- [Goal]:
Every line below should be copied exactly; drop the pictures.

[Saved entries]
· · · ·
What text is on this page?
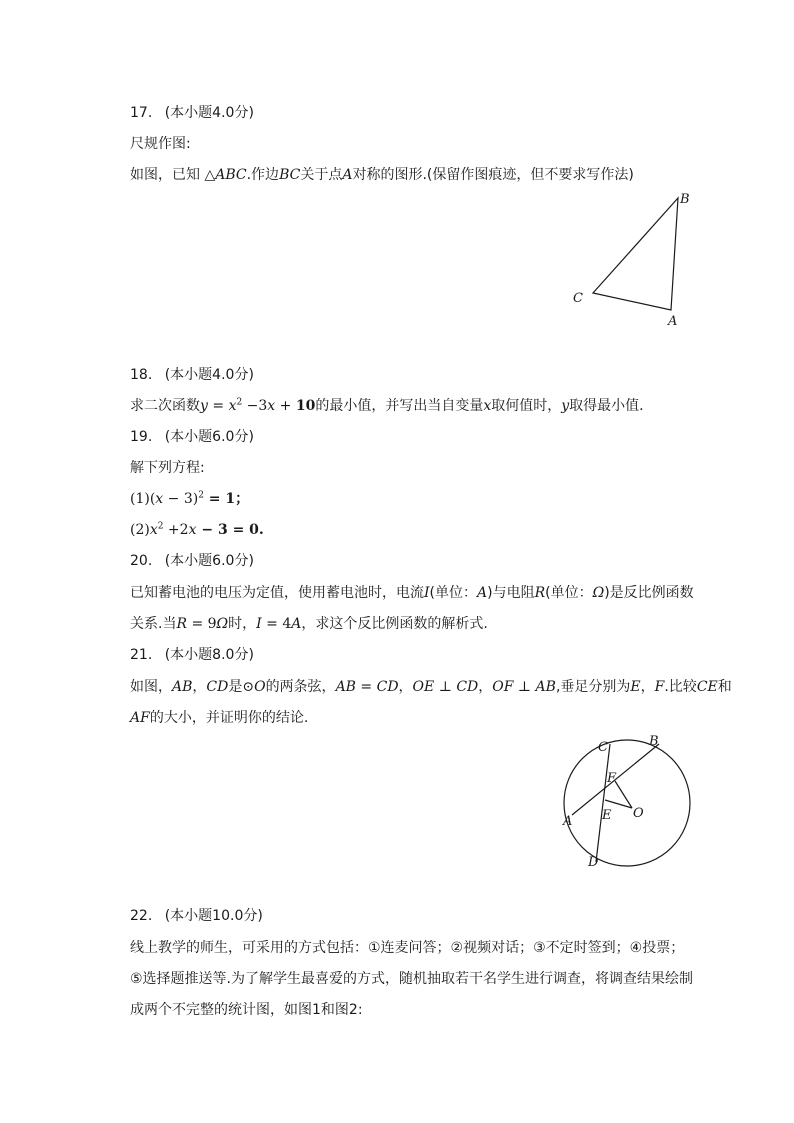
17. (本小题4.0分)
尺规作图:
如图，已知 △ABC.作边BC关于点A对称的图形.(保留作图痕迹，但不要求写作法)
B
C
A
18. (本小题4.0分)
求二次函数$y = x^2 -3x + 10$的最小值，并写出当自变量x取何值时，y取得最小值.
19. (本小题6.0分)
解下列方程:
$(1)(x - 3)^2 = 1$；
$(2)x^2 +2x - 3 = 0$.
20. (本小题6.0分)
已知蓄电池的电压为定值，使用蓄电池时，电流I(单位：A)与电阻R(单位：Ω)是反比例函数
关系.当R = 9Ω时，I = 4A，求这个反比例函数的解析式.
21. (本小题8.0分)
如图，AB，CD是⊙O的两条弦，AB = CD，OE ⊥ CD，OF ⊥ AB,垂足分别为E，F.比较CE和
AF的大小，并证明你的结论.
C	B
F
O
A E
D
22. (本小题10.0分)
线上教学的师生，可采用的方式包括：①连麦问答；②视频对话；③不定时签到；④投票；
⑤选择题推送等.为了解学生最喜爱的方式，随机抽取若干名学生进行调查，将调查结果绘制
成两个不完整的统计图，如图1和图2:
· · · ·
- [Solution to the exercise]:
What text is on this page?
17. (本小题4.0分)
尺规作图:
如图，已知 △ABC.作边BC关于点A对称的图形.(保留作图痕迹，但不要求写作法)
B
C
A
18. (本小题4.0分)
求二次函数$y = x^2 -3x + 10$的最小值，并写出当自变量x取何值时，y取得最小值.
19. (本小题6.0分)
解下列方程:
$(1)(x - 3)^2 = 1$；
$(2)x^2 +2x - 3 = 0$.
20. (本小题6.0分)
已知蓄电池的电压为定值，使用蓄电池时，电流I(单位：A)与电阻R(单位：Ω)是反比例函数
关系.当R = 9Ω时，I = 4A，求这个反比例函数的解析式.
21. (本小题8.0分)
如图，AB，CD是⊙O的两条弦，AB = CD，OE ⊥ CD，OF ⊥ AB,垂足分别为E，F.比较CE和
AF的大小，并证明你的结论.
C	B
F
O
A E
D
22. (本小题10.0分)
线上教学的师生，可采用的方式包括：①连麦问答；②视频对话；③不定时签到；④投票；
⑤选择题推送等.为了解学生最喜爱的方式，随机抽取若干名学生进行调查，将调查结果绘制
成两个不完整的统计图，如图1和图2:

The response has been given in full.